▸ **Given data**
** start **
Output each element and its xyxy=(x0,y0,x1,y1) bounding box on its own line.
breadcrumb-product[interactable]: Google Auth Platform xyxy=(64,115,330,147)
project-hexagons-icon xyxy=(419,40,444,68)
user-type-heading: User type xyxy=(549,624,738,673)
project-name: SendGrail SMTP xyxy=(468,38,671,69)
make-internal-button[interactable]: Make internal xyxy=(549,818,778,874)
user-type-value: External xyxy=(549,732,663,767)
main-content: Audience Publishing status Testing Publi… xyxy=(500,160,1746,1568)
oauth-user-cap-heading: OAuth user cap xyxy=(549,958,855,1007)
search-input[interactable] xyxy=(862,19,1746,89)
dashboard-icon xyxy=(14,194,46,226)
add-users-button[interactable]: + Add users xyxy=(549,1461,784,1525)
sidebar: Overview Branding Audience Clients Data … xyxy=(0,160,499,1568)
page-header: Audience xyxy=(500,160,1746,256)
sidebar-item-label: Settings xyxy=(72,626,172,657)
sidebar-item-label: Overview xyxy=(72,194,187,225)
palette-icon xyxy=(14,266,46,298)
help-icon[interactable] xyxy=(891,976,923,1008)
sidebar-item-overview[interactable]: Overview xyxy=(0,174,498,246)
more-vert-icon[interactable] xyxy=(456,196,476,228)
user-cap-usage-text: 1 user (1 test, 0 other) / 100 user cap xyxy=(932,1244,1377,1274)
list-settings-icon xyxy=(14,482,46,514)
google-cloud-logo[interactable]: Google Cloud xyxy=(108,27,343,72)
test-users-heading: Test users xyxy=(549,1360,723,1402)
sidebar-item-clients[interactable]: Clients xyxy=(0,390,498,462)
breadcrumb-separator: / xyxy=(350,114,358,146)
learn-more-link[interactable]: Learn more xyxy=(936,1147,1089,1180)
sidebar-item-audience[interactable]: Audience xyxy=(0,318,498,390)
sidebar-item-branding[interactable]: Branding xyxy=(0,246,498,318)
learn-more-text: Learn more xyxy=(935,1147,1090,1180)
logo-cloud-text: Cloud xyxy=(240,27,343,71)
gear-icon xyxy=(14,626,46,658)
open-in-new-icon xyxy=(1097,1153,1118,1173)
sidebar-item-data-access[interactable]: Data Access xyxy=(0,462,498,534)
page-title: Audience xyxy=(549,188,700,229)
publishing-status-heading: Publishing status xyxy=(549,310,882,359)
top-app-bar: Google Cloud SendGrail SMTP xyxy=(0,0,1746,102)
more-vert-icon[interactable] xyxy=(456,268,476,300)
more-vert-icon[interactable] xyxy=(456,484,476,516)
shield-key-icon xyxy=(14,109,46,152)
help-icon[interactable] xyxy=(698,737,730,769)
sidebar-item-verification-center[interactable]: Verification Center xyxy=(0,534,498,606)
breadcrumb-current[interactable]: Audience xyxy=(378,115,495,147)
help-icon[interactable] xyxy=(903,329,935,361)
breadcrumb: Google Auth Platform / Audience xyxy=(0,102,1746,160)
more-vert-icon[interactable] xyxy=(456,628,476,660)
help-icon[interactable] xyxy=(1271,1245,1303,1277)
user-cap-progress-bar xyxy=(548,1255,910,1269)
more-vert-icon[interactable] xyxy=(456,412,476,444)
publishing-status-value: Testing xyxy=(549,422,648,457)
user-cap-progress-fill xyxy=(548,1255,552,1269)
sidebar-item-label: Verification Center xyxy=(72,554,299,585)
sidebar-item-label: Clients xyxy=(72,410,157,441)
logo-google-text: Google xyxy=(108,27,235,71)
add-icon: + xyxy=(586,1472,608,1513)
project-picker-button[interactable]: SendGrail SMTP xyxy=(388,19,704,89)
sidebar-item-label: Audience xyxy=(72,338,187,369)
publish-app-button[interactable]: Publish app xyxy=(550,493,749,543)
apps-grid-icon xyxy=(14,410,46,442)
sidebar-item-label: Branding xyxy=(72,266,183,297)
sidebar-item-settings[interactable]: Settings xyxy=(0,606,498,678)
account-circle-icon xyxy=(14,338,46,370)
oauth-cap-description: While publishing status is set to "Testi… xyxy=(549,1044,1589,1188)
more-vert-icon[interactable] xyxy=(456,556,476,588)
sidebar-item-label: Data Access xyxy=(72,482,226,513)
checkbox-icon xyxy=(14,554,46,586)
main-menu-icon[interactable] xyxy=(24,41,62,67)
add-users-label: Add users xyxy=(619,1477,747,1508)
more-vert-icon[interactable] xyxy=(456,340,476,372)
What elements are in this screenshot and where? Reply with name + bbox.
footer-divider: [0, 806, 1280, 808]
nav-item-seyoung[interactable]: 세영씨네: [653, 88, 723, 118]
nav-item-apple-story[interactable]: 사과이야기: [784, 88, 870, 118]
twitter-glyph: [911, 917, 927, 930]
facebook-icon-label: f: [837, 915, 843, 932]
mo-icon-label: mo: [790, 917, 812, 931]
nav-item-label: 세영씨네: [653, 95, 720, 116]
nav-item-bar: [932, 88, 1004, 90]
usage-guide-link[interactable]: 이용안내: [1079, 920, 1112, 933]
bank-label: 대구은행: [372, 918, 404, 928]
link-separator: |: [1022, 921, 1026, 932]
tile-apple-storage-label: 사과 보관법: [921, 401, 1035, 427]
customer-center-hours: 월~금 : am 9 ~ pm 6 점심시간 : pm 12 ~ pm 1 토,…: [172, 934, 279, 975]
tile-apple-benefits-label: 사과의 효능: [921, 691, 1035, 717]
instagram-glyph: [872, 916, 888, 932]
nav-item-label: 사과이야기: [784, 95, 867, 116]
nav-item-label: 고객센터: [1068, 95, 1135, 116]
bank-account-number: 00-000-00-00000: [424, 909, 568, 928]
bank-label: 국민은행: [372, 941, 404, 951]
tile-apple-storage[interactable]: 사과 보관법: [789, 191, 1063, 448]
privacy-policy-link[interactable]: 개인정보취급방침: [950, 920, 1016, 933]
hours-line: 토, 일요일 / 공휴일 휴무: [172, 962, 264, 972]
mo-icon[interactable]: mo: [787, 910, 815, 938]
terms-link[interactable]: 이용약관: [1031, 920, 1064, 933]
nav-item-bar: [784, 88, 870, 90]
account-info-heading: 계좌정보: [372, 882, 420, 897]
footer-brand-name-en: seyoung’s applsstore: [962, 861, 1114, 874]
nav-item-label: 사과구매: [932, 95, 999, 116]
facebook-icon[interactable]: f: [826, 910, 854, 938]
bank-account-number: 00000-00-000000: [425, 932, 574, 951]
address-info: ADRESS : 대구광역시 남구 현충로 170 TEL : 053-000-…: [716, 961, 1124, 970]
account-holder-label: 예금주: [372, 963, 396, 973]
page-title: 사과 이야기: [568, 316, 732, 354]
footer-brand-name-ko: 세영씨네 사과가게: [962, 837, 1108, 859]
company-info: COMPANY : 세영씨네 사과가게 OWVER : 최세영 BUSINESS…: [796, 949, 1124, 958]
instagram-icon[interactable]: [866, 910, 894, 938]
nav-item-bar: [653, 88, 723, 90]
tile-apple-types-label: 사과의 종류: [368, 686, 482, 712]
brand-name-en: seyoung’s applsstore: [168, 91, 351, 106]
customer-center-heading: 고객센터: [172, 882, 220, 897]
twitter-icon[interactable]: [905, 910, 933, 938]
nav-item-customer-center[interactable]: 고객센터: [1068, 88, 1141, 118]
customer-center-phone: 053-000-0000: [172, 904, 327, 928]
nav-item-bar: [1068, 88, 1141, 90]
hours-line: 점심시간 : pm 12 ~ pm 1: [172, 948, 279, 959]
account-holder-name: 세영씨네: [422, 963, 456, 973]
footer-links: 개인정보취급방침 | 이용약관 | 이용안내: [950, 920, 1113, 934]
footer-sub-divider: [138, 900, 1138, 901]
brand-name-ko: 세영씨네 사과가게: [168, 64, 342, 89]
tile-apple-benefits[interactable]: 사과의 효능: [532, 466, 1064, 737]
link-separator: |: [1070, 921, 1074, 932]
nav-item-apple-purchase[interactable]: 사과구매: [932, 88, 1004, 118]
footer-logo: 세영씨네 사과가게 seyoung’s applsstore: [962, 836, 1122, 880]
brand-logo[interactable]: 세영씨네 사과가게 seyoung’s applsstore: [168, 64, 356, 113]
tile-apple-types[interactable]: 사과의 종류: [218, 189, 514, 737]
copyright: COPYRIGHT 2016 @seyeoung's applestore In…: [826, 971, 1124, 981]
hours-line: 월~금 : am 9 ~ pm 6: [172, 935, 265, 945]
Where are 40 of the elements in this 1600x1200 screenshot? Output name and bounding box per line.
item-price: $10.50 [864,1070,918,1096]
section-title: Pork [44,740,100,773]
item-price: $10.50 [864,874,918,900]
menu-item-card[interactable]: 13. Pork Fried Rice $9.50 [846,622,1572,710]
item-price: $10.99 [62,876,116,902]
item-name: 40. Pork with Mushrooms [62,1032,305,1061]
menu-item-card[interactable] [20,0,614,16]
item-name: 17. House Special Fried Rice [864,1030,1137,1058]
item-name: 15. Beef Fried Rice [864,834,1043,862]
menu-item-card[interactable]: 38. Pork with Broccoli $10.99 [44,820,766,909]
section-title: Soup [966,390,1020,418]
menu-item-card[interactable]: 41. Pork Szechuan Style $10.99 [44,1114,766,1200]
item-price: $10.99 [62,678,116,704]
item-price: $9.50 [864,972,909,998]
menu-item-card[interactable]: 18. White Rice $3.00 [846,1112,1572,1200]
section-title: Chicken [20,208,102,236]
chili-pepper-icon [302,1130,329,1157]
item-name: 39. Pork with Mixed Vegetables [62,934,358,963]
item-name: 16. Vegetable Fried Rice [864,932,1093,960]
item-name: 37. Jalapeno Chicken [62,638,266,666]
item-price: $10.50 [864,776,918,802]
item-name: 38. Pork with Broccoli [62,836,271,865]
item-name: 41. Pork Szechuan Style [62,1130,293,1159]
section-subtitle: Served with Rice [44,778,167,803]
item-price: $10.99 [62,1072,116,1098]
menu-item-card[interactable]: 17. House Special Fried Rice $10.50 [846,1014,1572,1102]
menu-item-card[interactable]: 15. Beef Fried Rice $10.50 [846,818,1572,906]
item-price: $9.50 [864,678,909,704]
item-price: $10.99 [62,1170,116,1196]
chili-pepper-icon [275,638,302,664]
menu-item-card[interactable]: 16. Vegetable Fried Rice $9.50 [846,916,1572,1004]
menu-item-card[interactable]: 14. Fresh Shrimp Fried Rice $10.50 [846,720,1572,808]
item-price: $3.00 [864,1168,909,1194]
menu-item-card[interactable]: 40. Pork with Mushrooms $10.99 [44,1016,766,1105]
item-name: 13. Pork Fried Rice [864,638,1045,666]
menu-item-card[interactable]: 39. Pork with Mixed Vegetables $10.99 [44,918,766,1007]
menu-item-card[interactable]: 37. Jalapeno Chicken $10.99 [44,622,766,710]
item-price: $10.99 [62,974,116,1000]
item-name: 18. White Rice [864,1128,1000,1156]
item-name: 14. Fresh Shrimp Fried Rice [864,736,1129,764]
** end **
Please copy the items above line for line, starting with the very first line and ending with the line that contains "dashboard-icon xyxy=(14,194,46,226)", including both ends.

Output each element and its xyxy=(x0,y0,x1,y1) bounding box on its own line.
breadcrumb-product[interactable]: Google Auth Platform xyxy=(64,115,330,147)
project-hexagons-icon xyxy=(419,40,444,68)
user-type-heading: User type xyxy=(549,624,738,673)
project-name: SendGrail SMTP xyxy=(468,38,671,69)
make-internal-button[interactable]: Make internal xyxy=(549,818,778,874)
user-type-value: External xyxy=(549,732,663,767)
main-content: Audience Publishing status Testing Publi… xyxy=(500,160,1746,1568)
oauth-user-cap-heading: OAuth user cap xyxy=(549,958,855,1007)
search-input[interactable] xyxy=(862,19,1746,89)
dashboard-icon xyxy=(14,194,46,226)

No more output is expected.